**OBJECTIVE**
Among these lines, how many include "nOrientation"? Answer only with the number.

**PROVIDED ENTRIES**
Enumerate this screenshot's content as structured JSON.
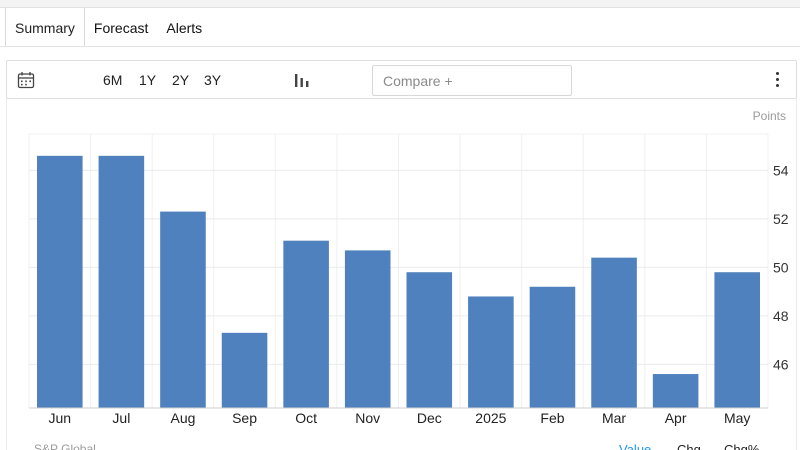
{
  "tabs": [
    {
      "label": "Summary",
      "active": true
    },
    {
      "label": "Forecast",
      "active": false
    },
    {
      "label": "Alerts",
      "active": false
    }
  ],
  "toolbar": {
    "calendar_icon": "calendar-icon",
    "ranges": [
      "6M",
      "1Y",
      "2Y",
      "3Y"
    ],
    "chart_type_icon": "bar-chart-icon",
    "compare_placeholder": "Compare +",
    "menu_icon": "vertical-dots-icon"
  },
  "chart_data": {
    "type": "bar",
    "unit_label": "Points",
    "categories": [
      "Jun",
      "Jul",
      "Aug",
      "Sep",
      "Oct",
      "Nov",
      "Dec",
      "2025",
      "Feb",
      "Mar",
      "Apr",
      "May"
    ],
    "values": [
      54.6,
      54.6,
      52.3,
      47.3,
      51.1,
      50.7,
      49.8,
      48.8,
      49.2,
      50.4,
      45.6,
      49.8
    ],
    "ylim": [
      44.2,
      55.5
    ],
    "yticks": [
      46,
      48,
      50,
      52,
      54
    ],
    "y_axis_side": "right",
    "grid": true,
    "bar_color": "#4e81bd"
  },
  "footer": {
    "source": "S&P Global",
    "buttons": [
      "Value",
      "Chg",
      "Chg%"
    ],
    "active_color": "#2196f3"
  }
}
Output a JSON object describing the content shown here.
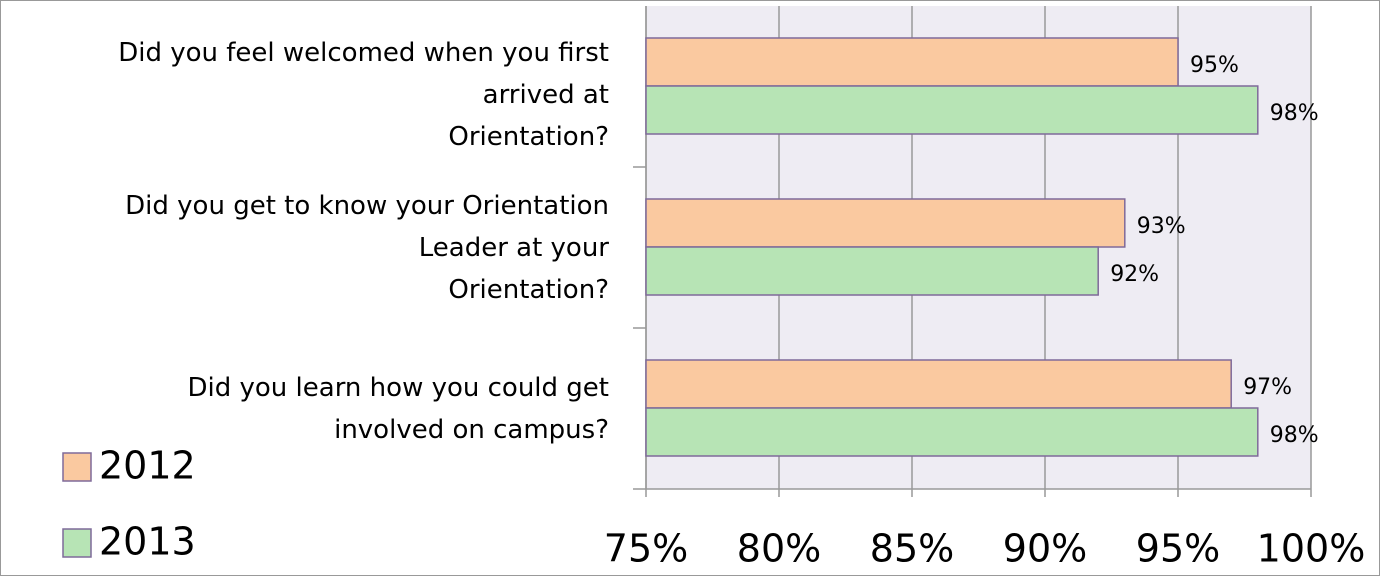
{
  "chart_data": {
    "type": "bar",
    "orientation": "horizontal",
    "categories": [
      "Did you feel welcomed when you first\narrived at\nOrientation?",
      "Did you get to know your Orientation\nLeader at your\nOrientation?",
      "Did you learn how you could get\ninvolved on campus?"
    ],
    "series": [
      {
        "name": "2012",
        "color": "#fac9a0",
        "values": [
          95,
          93,
          97
        ],
        "value_labels": [
          "95%",
          "93%",
          "97%"
        ]
      },
      {
        "name": "2013",
        "color": "#b7e4b5",
        "values": [
          98,
          92,
          98
        ],
        "value_labels": [
          "98%",
          "92%",
          "98%"
        ]
      }
    ],
    "xlim": [
      75,
      100
    ],
    "xticks": [
      {
        "value": 75,
        "label": "75%"
      },
      {
        "value": 80,
        "label": "80%"
      },
      {
        "value": 85,
        "label": "85%"
      },
      {
        "value": 90,
        "label": "90%"
      },
      {
        "value": 95,
        "label": "95%"
      },
      {
        "value": 100,
        "label": "100%"
      }
    ],
    "grid": true,
    "legend": "bottom-left",
    "edge_color": "#7f6a9a"
  }
}
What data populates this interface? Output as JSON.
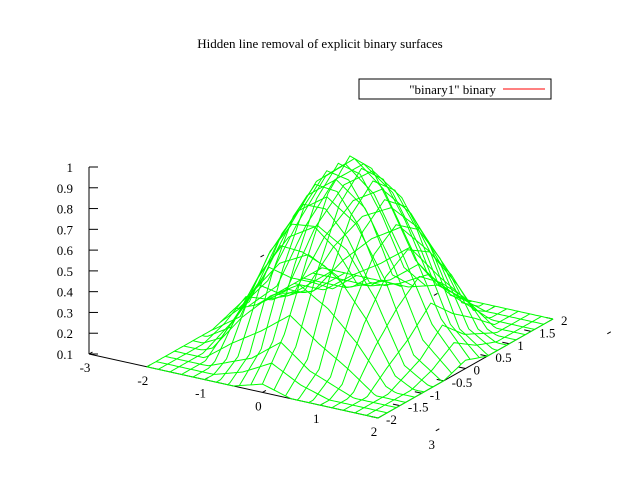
{
  "chart_data": {
    "type": "surface",
    "title": "Hidden line removal of explicit binary surfaces",
    "legend": {
      "label": "\"binary1\" binary",
      "position": "top-right",
      "color": "#ff0000"
    },
    "surface_color": "#00ff00",
    "function": "exp(-(x^2+y^2)/2)",
    "x_range": [
      -3,
      2
    ],
    "y_range": [
      -2,
      2
    ],
    "z_range": [
      0.1,
      1
    ],
    "x_ticks": [
      "-3",
      "-2",
      "-1",
      "0",
      "1",
      "2",
      "3"
    ],
    "y_ticks": [
      "-2",
      "-1.5",
      "-1",
      "-0.5",
      "0",
      "0.5",
      "1",
      "1.5",
      "2"
    ],
    "z_ticks": [
      "0.1",
      "0.2",
      "0.3",
      "0.4",
      "0.5",
      "0.6",
      "0.7",
      "0.8",
      "0.9",
      "1"
    ],
    "grid": {
      "x_lines": 21,
      "y_lines": 20
    },
    "series": [
      {
        "name": "\"binary1\" binary",
        "y": [
          -2,
          -1.5,
          -1,
          -0.5,
          0,
          0.5,
          1,
          1.5,
          2
        ],
        "x": [
          -2,
          -1.5,
          -1,
          -0.5,
          0,
          0.5,
          1,
          1.5,
          2
        ],
        "z": [
          [
            0.02,
            0.04,
            0.07,
            0.1,
            0.14,
            0.1,
            0.07,
            0.04,
            0.02
          ],
          [
            0.04,
            0.08,
            0.14,
            0.2,
            0.32,
            0.2,
            0.14,
            0.08,
            0.04
          ],
          [
            0.07,
            0.14,
            0.37,
            0.54,
            0.61,
            0.54,
            0.37,
            0.14,
            0.07
          ],
          [
            0.1,
            0.2,
            0.54,
            0.78,
            0.88,
            0.78,
            0.54,
            0.2,
            0.1
          ],
          [
            0.14,
            0.32,
            0.61,
            0.88,
            1.0,
            0.88,
            0.61,
            0.32,
            0.14
          ],
          [
            0.1,
            0.2,
            0.54,
            0.78,
            0.88,
            0.78,
            0.54,
            0.2,
            0.1
          ],
          [
            0.07,
            0.14,
            0.37,
            0.54,
            0.61,
            0.54,
            0.37,
            0.14,
            0.07
          ],
          [
            0.04,
            0.08,
            0.14,
            0.2,
            0.32,
            0.2,
            0.14,
            0.08,
            0.04
          ],
          [
            0.02,
            0.04,
            0.07,
            0.1,
            0.14,
            0.1,
            0.07,
            0.04,
            0.02
          ]
        ]
      }
    ]
  }
}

**RESPONSE**
2